EXERCISE GOAL: Scan the records below. Copy every line in which the word "Gebrauchsspuren" appears.

GIVEN DATA:

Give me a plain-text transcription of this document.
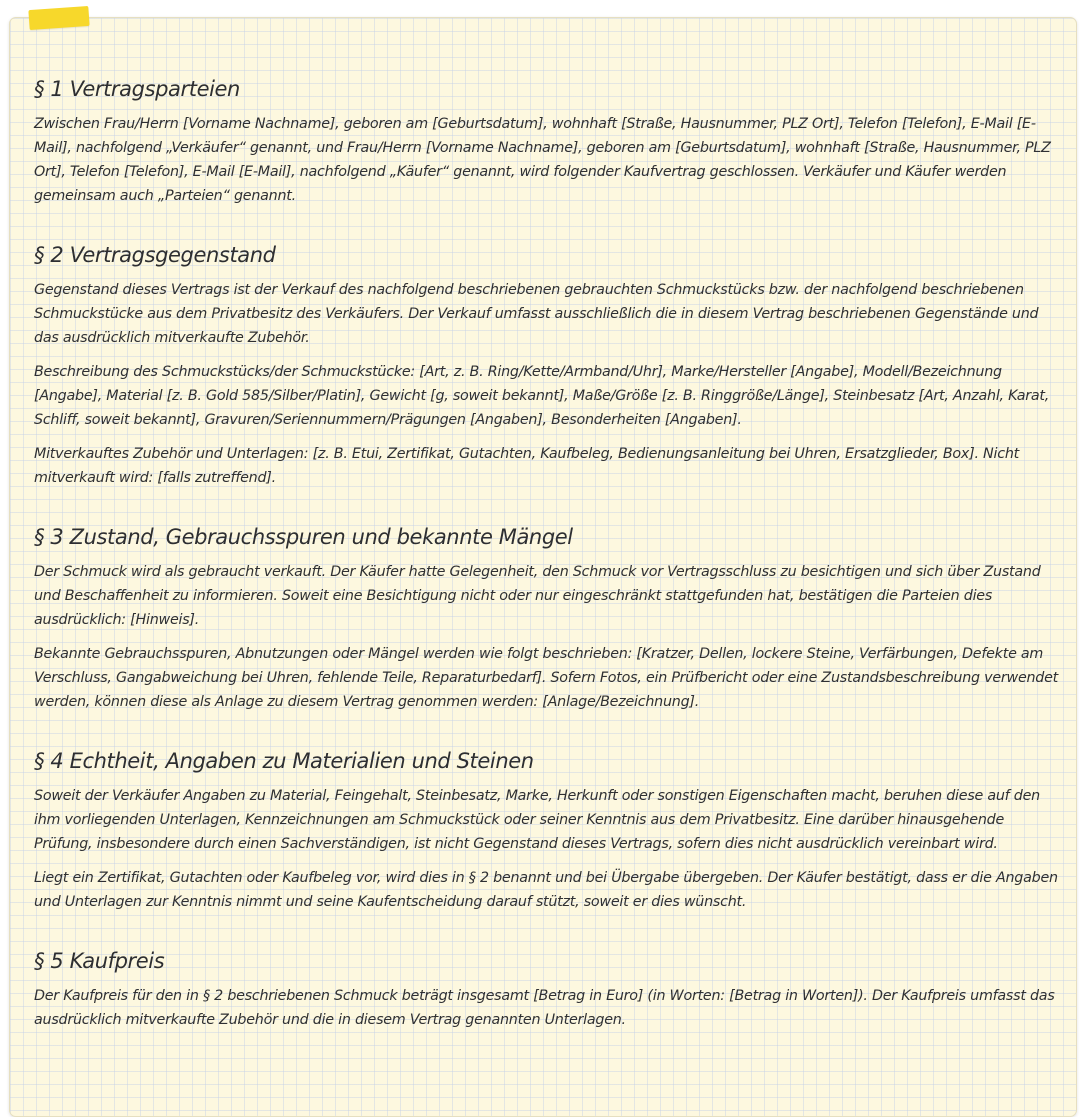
§ 1 Vertragsparteien

Zwischen Frau/Herrn [Vorname Nachname], geboren am [Geburtsdatum], wohnhaft [Straße, Hausnummer, PLZ Ort], Telefon [Telefon], E-Mail [E-Mail], nachfolgend „Verkäufer“ genannt, und Frau/Herrn [Vorname Nachname], geboren am [Geburtsdatum], wohnhaft [Straße, Hausnummer, PLZ Ort], Telefon [Telefon], E-Mail [E-Mail], nachfolgend „Käufer“ genannt, wird folgender Kaufvertrag geschlossen. Verkäufer und Käufer werden gemeinsam auch „Parteien“ genannt.

§ 2 Vertragsgegenstand

Gegenstand dieses Vertrags ist der Verkauf des nachfolgend beschriebenen gebrauchten Schmuckstücks bzw. der nachfolgend beschriebenen Schmuckstücke aus dem Privatbesitz des Verkäufers. Der Verkauf umfasst ausschließlich die in diesem Vertrag beschriebenen Gegenstände und das ausdrücklich mitverkaufte Zubehör.

Beschreibung des Schmuckstücks/der Schmuckstücke: [Art, z. B. Ring/Kette/Armband/Uhr], Marke/Hersteller [Angabe], Modell/Bezeichnung [Angabe], Material [z. B. Gold 585/Silber/Platin], Gewicht [g, soweit bekannt], Maße/Größe [z. B. Ringgröße/Länge], Steinbesatz [Art, Anzahl, Karat, Schliff, soweit bekannt], Gravuren/Seriennummern/Prägungen [Angaben], Besonderheiten [Angaben].

Mitverkauftes Zubehör und Unterlagen: [z. B. Etui, Zertifikat, Gutachten, Kaufbeleg, Bedienungsanleitung bei Uhren, Ersatzglieder, Box]. Nicht mitverkauft wird: [falls zutreffend].

§ 3 Zustand, Gebrauchsspuren und bekannte Mängel

Der Schmuck wird als gebraucht verkauft. Der Käufer hatte Gelegenheit, den Schmuck vor Vertragsschluss zu besichtigen und sich über Zustand und Beschaffenheit zu informieren. Soweit eine Besichtigung nicht oder nur eingeschränkt stattgefunden hat, bestätigen die Parteien dies ausdrücklich: [Hinweis].

Bekannte Gebrauchsspuren, Abnutzungen oder Mängel werden wie folgt beschrieben: [Kratzer, Dellen, lockere Steine, Verfärbungen, Defekte am Verschluss, Gangabweichung bei Uhren, fehlende Teile, Reparaturbedarf]. Sofern Fotos, ein Prüfbericht oder eine Zustandsbeschreibung verwendet werden, können diese als Anlage zu diesem Vertrag genommen werden: [Anlage/Bezeichnung].

§ 4 Echtheit, Angaben zu Materialien und Steinen

Soweit der Verkäufer Angaben zu Material, Feingehalt, Steinbesatz, Marke, Herkunft oder sonstigen Eigenschaften macht, beruhen diese auf den ihm vorliegenden Unterlagen, Kennzeichnungen am Schmuckstück oder seiner Kenntnis aus dem Privatbesitz. Eine darüber hinausgehende Prüfung, insbesondere durch einen Sachverständigen, ist nicht Gegenstand dieses Vertrags, sofern dies nicht ausdrücklich vereinbart wird.

Liegt ein Zertifikat, Gutachten oder Kaufbeleg vor, wird dies in § 2 benannt und bei Übergabe übergeben. Der Käufer bestätigt, dass er die Angaben und Unterlagen zur Kenntnis nimmt und seine Kaufentscheidung darauf stützt, soweit er dies wünscht.

§ 5 Kaufpreis

Der Kaufpreis für den in § 2 beschriebenen Schmuck beträgt insgesamt [Betrag in Euro] (in Worten: [Betrag in Worten]). Der Kaufpreis umfasst das ausdrücklich mitverkaufte Zubehör und die in diesem Vertrag genannten Unterlagen.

ANSWER AREA:
§ 3 Zustand, Gebrauchsspuren und bekannte Mängel
Bekannte Gebrauchsspuren, Abnutzungen oder Mängel werden wie folgt beschrieben: [Kratzer, Dellen, lockere Steine, Verfärbungen, Defekte am Verschluss, Gangabweichung bei Uhren, fehlende Teile, Reparaturbedarf]. Sofern Fotos, ein Prüfbericht oder eine Zustandsbeschreibung verwendet werden, können diese als Anlage zu diesem Vertrag genommen werden: [Anlage/Bezeichnung].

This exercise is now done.